Take the entries below and reproduce them word for word.

[Items from a dataset]
◆ ◆ ◆ ◆ ◆

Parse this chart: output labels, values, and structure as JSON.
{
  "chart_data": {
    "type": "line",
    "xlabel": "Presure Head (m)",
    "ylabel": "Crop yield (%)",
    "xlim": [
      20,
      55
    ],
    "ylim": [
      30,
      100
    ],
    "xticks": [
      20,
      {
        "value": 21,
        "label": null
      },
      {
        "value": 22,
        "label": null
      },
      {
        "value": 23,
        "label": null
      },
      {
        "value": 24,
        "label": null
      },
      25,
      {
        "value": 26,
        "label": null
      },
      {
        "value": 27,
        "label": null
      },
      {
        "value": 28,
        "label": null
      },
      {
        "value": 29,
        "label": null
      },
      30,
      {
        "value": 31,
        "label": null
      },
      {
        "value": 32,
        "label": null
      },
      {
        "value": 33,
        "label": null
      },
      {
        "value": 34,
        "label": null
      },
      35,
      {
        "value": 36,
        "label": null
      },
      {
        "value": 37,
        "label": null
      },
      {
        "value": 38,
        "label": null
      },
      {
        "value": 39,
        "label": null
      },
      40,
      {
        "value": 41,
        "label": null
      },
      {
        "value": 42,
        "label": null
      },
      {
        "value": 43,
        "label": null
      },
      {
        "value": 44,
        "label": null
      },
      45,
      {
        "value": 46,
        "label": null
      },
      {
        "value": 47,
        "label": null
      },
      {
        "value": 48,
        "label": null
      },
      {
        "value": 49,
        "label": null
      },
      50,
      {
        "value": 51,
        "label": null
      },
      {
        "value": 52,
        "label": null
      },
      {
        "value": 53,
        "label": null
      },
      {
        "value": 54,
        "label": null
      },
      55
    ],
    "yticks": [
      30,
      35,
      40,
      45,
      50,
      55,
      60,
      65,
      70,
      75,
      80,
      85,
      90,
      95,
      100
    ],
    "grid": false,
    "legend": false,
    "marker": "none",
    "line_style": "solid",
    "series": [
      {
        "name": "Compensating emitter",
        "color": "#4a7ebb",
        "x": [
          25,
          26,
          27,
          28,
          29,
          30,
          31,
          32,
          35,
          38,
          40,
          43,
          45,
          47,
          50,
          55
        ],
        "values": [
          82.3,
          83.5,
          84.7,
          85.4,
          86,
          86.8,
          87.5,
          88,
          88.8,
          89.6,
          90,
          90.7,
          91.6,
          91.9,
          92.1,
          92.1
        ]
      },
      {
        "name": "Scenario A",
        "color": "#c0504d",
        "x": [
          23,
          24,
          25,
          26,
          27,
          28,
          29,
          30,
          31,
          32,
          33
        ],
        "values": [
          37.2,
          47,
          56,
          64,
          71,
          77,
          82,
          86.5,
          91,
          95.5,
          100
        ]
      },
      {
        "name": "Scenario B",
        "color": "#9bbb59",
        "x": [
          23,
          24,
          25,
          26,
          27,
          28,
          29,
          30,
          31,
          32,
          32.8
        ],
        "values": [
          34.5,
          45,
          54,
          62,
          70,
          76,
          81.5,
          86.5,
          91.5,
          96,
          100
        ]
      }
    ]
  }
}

◆ ◆ ◆ ◆ ◆

Answer to this problem:
Parse this chart: output labels, values, and structure as JSON.
{
  "chart_data": {
    "type": "line",
    "xlabel": "Presure Head (m)",
    "ylabel": "Crop yield (%)",
    "xlim": [
      20,
      55
    ],
    "ylim": [
      30,
      100
    ],
    "xticks": [
      20,
      {
        "value": 21,
        "label": null
      },
      {
        "value": 22,
        "label": null
      },
      {
        "value": 23,
        "label": null
      },
      {
        "value": 24,
        "label": null
      },
      25,
      {
        "value": 26,
        "label": null
      },
      {
        "value": 27,
        "label": null
      },
      {
        "value": 28,
        "label": null
      },
      {
        "value": 29,
        "label": null
      },
      30,
      {
        "value": 31,
        "label": null
      },
      {
        "value": 32,
        "label": null
      },
      {
        "value": 33,
        "label": null
      },
      {
        "value": 34,
        "label": null
      },
      35,
      {
        "value": 36,
        "label": null
      },
      {
        "value": 37,
        "label": null
      },
      {
        "value": 38,
        "label": null
      },
      {
        "value": 39,
        "label": null
      },
      40,
      {
        "value": 41,
        "label": null
      },
      {
        "value": 42,
        "label": null
      },
      {
        "value": 43,
        "label": null
      },
      {
        "value": 44,
        "label": null
      },
      45,
      {
        "value": 46,
        "label": null
      },
      {
        "value": 47,
        "label": null
      },
      {
        "value": 48,
        "label": null
      },
      {
        "value": 49,
        "label": null
      },
      50,
      {
        "value": 51,
        "label": null
      },
      {
        "value": 52,
        "label": null
      },
      {
        "value": 53,
        "label": null
      },
      {
        "value": 54,
        "label": null
      },
      55
    ],
    "yticks": [
      30,
      35,
      40,
      45,
      50,
      55,
      60,
      65,
      70,
      75,
      80,
      85,
      90,
      95,
      100
    ],
    "grid": false,
    "legend": false,
    "marker": "none",
    "line_style": "solid",
    "series": [
      {
        "name": "Compensating emitter",
        "color": "#4a7ebb",
        "x": [
          25,
          26,
          27,
          28,
          29,
          30,
          31,
          32,
          35,
          38,
          40,
          43,
          45,
          47,
          50,
          55
        ],
        "values": [
          82.3,
          83.5,
          84.7,
          85.4,
          86,
          86.8,
          87.5,
          88,
          88.8,
          89.6,
          90,
          90.7,
          91.6,
          91.9,
          92.1,
          92.1
        ]
      },
      {
        "name": "Scenario A",
        "color": "#c0504d",
        "x": [
          23,
          24,
          25,
          26,
          27,
          28,
          29,
          30,
          31,
          32,
          33
        ],
        "values": [
          37.2,
          47,
          56,
          64,
          71,
          77,
          82,
          86.5,
          91,
          95.5,
          100
        ]
      },
      {
        "name": "Scenario B",
        "color": "#9bbb59",
        "x": [
          23,
          24,
          25,
          26,
          27,
          28,
          29,
          30,
          31,
          32,
          32.8
        ],
        "values": [
          34.5,
          45,
          54,
          62,
          70,
          76,
          81.5,
          86.5,
          91.5,
          96,
          100
        ]
      }
    ]
  }
}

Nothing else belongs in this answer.